- [Passage for review]
RENAL GLYCOSURIA: SGLT2 TRANSPORTER INHIBITION MODEL
Renal glycosuria is a genetic condition where the effects of the inhibition of SGLT2 transporter can be observed. Patients with this condition are asymptomatic, even though in most cases they have a SLC5A2 gene mutation (solute carrier family 5A), responsible for encoding SGLT2 transporter protein. Autosomal dominant and recessive inheritance patterns have been reported. As a result of this mutation, patients with renal glycosuria excrete in their urine more than 100g of glucose in 24 hours.
Santer et al.13 conducted a genetic study on 23 families diagnosed with renal glycosuria and found 21 different mutations of the SLC5A2 gene. Fourteen out of the 21 families were homozygous and had glycosuria between 15 and 200g/day. Heterozygotes typically had glycosuria of under 4.4g/day, although some did not.
Two families diagnosed with renal glycosuria did not have the SLC5A gene mutation, but may have had mutations of the genes encoding GLUT2 (type 2 glucose transporter), HNF-1α (hepatic nuclear factor 1 alpha) which regulates the transcription of SGLT2 or genes related with SGLT1 or SGLT3.

[Structured page parsing data]
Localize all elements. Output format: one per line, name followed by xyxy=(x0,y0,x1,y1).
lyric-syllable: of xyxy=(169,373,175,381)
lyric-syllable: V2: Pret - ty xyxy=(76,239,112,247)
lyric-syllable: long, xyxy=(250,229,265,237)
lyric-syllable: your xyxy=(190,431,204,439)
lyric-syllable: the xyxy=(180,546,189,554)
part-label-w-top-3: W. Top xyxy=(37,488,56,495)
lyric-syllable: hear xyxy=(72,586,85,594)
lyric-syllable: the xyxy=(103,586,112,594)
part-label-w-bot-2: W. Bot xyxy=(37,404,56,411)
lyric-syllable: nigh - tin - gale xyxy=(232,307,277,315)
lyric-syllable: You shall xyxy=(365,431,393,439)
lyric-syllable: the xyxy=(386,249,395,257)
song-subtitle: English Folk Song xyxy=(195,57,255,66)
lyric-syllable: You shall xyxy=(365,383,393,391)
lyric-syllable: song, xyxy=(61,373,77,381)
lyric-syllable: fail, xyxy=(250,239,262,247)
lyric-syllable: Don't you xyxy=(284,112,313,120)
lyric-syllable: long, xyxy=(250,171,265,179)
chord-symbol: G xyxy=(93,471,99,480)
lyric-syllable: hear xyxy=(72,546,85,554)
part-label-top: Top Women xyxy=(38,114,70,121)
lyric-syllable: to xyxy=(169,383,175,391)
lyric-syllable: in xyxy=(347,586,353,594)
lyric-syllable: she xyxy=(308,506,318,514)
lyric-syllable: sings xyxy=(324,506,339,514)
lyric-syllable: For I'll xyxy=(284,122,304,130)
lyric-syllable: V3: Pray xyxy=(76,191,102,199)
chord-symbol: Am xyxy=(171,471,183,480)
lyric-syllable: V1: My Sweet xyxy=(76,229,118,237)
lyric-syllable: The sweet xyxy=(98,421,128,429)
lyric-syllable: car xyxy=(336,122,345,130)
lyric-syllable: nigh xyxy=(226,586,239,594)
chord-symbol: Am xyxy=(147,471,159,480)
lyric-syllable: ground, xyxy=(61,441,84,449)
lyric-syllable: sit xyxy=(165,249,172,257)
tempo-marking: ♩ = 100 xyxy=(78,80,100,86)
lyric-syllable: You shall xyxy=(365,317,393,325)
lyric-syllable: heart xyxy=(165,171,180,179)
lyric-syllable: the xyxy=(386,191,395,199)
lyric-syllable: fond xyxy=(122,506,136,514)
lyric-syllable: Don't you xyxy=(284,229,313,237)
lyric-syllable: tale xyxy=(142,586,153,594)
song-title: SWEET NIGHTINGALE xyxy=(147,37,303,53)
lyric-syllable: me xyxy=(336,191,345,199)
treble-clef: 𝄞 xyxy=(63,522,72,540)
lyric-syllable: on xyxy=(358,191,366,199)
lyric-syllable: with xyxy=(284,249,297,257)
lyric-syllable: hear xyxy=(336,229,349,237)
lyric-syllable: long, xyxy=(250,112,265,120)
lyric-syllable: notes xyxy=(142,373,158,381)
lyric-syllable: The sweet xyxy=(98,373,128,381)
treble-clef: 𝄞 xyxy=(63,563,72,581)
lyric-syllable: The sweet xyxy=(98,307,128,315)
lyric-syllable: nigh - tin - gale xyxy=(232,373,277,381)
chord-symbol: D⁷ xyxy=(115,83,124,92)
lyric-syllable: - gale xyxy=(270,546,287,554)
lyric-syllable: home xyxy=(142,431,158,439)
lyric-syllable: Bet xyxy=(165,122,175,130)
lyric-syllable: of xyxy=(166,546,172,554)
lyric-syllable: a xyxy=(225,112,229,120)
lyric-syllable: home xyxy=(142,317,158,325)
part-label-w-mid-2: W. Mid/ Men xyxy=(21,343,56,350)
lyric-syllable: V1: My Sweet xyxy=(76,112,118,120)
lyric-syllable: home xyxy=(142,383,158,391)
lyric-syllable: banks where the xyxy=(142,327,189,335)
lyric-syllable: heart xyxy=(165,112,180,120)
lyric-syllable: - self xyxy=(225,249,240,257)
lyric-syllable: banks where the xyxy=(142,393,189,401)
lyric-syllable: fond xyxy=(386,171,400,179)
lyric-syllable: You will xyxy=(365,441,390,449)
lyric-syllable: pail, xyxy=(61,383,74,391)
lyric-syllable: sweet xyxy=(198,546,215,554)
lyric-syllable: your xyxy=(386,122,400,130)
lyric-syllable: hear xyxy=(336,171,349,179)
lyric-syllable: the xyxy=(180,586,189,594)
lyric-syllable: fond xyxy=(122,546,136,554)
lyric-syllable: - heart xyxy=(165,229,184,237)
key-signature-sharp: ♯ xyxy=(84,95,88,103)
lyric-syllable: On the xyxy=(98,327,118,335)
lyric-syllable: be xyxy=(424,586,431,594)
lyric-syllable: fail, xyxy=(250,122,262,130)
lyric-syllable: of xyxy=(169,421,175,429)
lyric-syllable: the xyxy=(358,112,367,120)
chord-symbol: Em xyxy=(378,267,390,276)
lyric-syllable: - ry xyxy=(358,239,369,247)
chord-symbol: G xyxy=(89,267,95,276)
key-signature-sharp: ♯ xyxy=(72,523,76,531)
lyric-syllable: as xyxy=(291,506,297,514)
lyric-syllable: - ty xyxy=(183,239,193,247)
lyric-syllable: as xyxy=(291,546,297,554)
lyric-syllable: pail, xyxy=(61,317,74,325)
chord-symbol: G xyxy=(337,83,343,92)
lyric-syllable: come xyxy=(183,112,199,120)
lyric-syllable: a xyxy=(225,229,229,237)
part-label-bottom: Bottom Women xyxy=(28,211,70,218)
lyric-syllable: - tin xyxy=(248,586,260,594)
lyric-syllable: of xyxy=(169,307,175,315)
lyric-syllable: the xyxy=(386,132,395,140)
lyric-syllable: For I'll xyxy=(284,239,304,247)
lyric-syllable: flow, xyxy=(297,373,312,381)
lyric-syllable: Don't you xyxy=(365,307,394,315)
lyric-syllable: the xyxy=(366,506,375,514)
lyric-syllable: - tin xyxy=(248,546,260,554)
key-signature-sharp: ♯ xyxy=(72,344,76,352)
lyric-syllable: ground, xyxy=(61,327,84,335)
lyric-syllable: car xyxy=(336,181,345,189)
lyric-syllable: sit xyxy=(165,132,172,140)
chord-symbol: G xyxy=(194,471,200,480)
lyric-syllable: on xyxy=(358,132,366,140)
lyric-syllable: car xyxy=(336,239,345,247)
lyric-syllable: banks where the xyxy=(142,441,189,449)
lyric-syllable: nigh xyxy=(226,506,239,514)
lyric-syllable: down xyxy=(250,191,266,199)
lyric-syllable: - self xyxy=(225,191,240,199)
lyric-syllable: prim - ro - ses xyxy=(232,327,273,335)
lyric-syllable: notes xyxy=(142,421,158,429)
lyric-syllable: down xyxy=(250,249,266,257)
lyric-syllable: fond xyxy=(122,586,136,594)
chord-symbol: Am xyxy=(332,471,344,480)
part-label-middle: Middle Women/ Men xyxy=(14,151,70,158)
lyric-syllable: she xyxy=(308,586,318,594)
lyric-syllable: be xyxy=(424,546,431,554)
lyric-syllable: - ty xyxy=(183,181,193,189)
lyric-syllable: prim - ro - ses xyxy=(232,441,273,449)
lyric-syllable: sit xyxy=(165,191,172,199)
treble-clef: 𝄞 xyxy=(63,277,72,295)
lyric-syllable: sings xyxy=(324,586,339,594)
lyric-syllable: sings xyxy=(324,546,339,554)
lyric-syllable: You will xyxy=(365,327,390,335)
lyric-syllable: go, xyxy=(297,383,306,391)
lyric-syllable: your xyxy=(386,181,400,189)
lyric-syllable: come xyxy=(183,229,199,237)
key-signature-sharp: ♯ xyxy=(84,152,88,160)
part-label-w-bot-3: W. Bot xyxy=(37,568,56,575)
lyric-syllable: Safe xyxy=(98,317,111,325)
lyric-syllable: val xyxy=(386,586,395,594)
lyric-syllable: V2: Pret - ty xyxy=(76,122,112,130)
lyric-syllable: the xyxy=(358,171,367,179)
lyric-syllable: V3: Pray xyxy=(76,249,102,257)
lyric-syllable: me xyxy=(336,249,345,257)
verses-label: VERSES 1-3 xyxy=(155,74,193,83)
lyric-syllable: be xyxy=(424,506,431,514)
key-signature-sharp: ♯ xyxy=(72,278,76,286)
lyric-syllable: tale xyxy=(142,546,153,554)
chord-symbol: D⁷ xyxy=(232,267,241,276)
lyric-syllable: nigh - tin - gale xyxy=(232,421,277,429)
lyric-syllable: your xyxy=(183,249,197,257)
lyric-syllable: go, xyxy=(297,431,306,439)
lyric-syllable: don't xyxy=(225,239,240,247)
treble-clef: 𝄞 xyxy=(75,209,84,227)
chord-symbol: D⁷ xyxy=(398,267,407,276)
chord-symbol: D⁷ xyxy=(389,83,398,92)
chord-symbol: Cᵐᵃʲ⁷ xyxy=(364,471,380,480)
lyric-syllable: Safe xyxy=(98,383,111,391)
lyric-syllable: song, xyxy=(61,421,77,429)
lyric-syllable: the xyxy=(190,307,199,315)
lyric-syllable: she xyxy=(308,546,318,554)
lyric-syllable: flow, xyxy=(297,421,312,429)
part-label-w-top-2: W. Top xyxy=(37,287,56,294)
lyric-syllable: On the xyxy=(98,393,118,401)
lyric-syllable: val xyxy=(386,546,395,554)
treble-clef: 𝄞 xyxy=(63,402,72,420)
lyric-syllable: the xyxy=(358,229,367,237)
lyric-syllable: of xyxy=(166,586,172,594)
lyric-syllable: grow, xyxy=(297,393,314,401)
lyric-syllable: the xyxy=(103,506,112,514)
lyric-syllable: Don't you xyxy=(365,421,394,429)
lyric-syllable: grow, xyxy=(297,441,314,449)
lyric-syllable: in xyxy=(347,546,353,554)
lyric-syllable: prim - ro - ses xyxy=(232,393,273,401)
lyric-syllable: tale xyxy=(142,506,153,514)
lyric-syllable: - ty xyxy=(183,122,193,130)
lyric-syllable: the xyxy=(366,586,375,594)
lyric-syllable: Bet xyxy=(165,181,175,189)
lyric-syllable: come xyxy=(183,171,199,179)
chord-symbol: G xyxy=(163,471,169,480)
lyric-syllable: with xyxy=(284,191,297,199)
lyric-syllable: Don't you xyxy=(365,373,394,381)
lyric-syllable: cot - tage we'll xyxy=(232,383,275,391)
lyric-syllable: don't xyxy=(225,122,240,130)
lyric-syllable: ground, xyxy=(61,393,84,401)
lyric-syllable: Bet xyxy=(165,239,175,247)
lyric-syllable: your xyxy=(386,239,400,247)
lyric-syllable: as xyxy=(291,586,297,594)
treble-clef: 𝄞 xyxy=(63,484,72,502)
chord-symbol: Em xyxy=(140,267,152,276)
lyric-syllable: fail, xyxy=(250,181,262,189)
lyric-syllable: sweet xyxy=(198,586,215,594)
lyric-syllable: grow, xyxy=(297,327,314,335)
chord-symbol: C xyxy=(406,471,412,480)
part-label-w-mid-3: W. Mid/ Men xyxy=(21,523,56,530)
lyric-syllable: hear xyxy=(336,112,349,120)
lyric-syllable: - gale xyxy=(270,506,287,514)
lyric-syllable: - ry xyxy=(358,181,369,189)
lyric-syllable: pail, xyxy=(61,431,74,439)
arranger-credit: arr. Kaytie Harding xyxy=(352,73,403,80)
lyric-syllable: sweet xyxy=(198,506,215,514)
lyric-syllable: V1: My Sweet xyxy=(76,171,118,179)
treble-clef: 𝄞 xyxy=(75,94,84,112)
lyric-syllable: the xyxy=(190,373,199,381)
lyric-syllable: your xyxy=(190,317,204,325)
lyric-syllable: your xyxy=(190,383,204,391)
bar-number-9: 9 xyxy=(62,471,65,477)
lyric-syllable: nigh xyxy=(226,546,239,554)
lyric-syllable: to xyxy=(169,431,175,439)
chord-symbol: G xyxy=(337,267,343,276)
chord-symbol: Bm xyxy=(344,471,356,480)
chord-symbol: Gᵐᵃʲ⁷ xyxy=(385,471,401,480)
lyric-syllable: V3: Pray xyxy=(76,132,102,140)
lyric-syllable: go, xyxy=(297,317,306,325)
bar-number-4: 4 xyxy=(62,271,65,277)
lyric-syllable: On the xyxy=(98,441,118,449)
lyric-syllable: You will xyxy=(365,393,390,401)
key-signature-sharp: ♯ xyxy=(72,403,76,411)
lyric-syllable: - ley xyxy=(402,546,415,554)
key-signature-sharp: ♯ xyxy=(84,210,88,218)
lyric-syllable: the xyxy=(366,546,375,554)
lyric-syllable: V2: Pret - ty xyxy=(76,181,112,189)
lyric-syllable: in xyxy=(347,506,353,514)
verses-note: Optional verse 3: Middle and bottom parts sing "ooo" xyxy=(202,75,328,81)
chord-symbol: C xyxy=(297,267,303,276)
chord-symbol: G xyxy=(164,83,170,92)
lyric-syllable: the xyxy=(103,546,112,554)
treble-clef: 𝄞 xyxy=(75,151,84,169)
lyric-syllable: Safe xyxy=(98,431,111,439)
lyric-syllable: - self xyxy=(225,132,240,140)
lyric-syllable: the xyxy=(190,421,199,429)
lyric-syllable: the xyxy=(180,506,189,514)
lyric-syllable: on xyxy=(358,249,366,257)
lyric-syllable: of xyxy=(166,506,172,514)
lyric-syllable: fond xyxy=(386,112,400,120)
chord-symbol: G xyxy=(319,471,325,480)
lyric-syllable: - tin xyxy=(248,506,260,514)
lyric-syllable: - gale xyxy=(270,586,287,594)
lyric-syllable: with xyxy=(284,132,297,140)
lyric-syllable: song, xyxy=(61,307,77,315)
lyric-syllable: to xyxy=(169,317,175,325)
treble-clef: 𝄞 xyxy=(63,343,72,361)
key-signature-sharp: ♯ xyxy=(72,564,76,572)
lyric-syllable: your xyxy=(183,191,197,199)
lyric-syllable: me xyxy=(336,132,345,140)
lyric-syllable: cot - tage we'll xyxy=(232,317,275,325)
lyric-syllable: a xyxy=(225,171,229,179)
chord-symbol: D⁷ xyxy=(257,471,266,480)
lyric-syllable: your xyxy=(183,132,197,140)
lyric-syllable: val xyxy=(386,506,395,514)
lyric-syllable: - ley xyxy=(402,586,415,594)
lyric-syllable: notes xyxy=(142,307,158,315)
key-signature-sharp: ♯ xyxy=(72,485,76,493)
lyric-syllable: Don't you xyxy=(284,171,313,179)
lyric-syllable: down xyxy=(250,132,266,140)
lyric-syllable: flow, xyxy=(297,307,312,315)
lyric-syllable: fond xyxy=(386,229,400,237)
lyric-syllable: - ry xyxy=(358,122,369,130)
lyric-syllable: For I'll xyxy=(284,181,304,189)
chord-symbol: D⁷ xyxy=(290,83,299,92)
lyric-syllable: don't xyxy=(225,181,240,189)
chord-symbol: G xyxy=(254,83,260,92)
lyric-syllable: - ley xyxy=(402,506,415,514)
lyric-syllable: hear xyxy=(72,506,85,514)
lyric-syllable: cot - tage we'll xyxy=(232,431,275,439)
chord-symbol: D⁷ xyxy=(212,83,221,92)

- [Work instruction] Translate this sentence from the passage on renal glycosuria into Spanish: "Autosomal dominant and recessive inheritance patterns have been reported." The entries are separate material and are not part of the passage on renal glycosuria.

- [Exercise result] Se han descrito patrones de herencia autosómica dominante y recesiva.